Extracted records:
■ ■ ■ ■
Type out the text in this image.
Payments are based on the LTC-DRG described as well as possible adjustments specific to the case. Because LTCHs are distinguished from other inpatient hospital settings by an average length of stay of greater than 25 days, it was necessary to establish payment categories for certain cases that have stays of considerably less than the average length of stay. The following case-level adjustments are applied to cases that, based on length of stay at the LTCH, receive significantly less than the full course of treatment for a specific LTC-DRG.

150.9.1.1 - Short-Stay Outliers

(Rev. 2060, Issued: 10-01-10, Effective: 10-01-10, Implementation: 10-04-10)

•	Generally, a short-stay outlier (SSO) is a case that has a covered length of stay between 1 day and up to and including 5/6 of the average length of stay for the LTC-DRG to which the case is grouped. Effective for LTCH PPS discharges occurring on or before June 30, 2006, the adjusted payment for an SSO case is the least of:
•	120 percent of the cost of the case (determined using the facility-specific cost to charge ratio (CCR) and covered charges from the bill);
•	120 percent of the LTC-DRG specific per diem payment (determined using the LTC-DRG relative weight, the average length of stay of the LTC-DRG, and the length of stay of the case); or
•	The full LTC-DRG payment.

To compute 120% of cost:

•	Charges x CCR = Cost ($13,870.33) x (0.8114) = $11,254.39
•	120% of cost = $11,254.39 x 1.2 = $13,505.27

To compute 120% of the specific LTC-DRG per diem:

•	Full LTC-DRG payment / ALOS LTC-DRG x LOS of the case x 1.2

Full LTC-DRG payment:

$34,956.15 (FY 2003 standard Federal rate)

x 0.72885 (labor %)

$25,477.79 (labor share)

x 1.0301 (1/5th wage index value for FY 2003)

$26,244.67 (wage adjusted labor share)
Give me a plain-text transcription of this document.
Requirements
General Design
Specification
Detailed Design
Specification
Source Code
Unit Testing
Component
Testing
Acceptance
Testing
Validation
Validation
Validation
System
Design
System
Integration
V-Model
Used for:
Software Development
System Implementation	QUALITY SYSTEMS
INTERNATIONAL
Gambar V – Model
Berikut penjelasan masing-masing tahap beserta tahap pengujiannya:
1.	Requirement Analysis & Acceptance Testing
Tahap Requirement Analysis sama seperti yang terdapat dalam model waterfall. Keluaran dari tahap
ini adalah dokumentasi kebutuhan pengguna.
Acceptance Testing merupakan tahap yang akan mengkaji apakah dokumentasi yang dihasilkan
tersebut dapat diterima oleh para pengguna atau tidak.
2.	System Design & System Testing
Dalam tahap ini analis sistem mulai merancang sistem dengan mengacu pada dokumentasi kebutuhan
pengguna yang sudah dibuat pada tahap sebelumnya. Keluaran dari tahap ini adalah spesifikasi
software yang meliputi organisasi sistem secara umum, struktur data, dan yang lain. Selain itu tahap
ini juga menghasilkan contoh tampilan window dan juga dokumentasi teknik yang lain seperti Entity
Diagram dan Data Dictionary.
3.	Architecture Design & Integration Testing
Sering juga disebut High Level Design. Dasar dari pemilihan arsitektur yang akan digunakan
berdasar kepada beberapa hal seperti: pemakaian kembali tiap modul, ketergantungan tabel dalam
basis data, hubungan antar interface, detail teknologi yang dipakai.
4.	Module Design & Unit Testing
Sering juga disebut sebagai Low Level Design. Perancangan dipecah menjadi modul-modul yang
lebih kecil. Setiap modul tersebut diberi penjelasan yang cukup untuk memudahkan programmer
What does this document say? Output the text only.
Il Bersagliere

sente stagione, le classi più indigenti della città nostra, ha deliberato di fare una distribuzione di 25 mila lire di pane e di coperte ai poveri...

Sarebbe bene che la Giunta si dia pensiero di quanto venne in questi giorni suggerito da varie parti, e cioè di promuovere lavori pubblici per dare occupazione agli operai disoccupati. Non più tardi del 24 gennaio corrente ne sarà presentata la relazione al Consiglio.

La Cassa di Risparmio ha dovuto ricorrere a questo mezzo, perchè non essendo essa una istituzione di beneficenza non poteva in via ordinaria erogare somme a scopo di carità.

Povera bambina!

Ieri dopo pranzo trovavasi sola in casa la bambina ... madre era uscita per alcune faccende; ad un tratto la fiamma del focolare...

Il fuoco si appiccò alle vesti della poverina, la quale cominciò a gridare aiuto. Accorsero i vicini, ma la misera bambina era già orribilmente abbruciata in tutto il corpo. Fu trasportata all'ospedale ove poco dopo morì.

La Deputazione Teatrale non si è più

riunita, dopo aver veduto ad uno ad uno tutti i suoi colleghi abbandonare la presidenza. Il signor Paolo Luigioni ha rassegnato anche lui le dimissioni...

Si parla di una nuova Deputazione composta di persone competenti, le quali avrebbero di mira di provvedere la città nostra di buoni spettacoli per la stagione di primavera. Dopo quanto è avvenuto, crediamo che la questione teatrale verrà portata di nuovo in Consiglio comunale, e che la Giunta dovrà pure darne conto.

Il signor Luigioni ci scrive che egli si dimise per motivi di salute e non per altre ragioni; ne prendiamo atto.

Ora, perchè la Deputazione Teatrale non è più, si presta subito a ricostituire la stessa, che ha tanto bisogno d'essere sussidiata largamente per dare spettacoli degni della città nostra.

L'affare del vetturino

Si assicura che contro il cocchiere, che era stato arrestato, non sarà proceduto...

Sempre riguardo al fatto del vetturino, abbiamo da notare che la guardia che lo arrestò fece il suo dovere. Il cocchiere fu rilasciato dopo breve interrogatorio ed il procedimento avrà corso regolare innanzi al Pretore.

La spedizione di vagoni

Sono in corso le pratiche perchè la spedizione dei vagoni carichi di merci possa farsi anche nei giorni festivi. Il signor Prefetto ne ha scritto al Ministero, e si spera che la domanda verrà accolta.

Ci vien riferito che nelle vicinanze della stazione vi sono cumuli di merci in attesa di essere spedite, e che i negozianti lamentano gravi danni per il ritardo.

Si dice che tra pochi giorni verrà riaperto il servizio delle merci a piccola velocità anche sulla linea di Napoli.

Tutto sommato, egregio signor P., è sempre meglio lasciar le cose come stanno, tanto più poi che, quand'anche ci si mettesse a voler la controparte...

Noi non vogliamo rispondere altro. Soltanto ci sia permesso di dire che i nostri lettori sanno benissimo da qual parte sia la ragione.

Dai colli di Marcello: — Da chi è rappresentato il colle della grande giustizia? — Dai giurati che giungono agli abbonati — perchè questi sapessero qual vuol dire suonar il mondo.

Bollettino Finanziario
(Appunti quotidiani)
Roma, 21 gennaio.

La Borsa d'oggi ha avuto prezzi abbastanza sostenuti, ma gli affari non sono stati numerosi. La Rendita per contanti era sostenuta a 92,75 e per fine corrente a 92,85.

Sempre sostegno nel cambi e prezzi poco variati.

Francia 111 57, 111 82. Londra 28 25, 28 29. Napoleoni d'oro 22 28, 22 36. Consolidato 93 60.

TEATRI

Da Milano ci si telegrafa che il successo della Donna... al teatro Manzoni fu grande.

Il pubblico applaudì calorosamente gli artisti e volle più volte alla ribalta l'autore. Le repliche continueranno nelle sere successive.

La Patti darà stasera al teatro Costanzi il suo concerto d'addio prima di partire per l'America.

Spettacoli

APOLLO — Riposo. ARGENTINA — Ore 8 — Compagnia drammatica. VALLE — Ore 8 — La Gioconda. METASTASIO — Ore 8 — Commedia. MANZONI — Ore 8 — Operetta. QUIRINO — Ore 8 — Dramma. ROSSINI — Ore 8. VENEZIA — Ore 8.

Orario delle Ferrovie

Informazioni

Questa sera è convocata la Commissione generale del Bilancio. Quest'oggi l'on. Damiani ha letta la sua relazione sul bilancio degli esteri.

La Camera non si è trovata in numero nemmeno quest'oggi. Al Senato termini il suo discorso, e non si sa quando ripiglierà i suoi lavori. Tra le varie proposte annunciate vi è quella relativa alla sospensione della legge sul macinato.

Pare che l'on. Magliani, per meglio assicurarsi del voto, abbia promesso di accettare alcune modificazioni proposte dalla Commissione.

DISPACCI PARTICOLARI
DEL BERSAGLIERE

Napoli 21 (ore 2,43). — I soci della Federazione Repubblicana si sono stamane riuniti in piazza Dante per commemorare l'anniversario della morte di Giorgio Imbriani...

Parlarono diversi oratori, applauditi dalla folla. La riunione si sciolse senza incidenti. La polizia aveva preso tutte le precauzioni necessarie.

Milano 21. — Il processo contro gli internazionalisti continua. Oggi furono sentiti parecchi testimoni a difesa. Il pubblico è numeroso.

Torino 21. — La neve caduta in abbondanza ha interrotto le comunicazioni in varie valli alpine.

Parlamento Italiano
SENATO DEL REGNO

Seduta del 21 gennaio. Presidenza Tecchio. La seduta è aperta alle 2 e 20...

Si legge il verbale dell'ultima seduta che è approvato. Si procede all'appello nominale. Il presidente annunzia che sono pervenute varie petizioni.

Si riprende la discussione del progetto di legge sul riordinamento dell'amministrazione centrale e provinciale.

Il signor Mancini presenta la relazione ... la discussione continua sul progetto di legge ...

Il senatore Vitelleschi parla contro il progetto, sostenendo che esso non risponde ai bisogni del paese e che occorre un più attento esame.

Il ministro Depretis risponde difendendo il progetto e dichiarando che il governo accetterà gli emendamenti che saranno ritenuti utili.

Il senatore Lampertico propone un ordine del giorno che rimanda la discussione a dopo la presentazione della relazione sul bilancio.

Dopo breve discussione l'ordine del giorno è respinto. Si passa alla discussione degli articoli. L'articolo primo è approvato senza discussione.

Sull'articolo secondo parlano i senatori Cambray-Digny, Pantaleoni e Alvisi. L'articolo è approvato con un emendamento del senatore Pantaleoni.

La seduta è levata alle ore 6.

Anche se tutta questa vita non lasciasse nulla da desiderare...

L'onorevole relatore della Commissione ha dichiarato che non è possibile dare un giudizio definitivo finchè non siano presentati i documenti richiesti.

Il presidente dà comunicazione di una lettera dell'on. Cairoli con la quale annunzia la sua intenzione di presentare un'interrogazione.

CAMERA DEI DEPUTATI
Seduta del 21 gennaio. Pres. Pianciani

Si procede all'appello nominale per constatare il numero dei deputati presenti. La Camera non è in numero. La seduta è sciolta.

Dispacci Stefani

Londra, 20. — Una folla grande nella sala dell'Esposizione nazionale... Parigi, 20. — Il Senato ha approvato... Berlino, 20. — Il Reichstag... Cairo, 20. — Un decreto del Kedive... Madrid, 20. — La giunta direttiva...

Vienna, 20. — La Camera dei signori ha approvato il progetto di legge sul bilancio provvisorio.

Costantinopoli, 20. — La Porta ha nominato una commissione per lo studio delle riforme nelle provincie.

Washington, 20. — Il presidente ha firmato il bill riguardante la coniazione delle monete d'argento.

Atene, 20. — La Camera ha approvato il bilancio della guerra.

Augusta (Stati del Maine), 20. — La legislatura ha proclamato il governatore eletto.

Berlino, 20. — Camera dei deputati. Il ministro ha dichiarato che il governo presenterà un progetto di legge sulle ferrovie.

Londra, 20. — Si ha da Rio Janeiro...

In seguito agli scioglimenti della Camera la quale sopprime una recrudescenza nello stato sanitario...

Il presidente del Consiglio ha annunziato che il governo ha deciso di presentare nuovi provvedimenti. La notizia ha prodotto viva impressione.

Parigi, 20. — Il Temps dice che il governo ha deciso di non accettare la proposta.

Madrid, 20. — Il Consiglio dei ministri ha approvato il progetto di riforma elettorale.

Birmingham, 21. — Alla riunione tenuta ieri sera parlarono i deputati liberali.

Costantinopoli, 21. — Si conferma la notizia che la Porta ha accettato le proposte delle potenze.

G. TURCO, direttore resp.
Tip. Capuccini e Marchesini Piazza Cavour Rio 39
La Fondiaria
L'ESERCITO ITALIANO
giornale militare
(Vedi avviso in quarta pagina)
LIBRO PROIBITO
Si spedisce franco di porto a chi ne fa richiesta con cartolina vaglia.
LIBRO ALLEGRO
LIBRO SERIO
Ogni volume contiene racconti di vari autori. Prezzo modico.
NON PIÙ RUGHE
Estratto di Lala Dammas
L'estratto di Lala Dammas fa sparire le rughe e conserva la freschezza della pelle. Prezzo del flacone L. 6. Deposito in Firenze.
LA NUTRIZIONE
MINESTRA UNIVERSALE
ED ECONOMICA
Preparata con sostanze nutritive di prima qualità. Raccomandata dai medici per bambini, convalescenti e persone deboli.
■ ■ ■ ■
Identify the lines in the entries above that contain "stagione", then copy them out.

=== Expected answer ===
sente stagione, le classi più indigenti della città nostra, ha deliberato di fare una distribuzione di 25 mila lire di pane e di coperte ai poveri...
Si parla di una nuova Deputazione composta di persone competenti, le quali avrebbero di mira di provvedere la città nostra di buoni spettacoli per la stagione di primavera. Dopo quanto è avvenuto, crediamo che la questione teatrale verrà portata di nuovo in Consiglio comunale, e che la Giunta dovrà pure darne conto.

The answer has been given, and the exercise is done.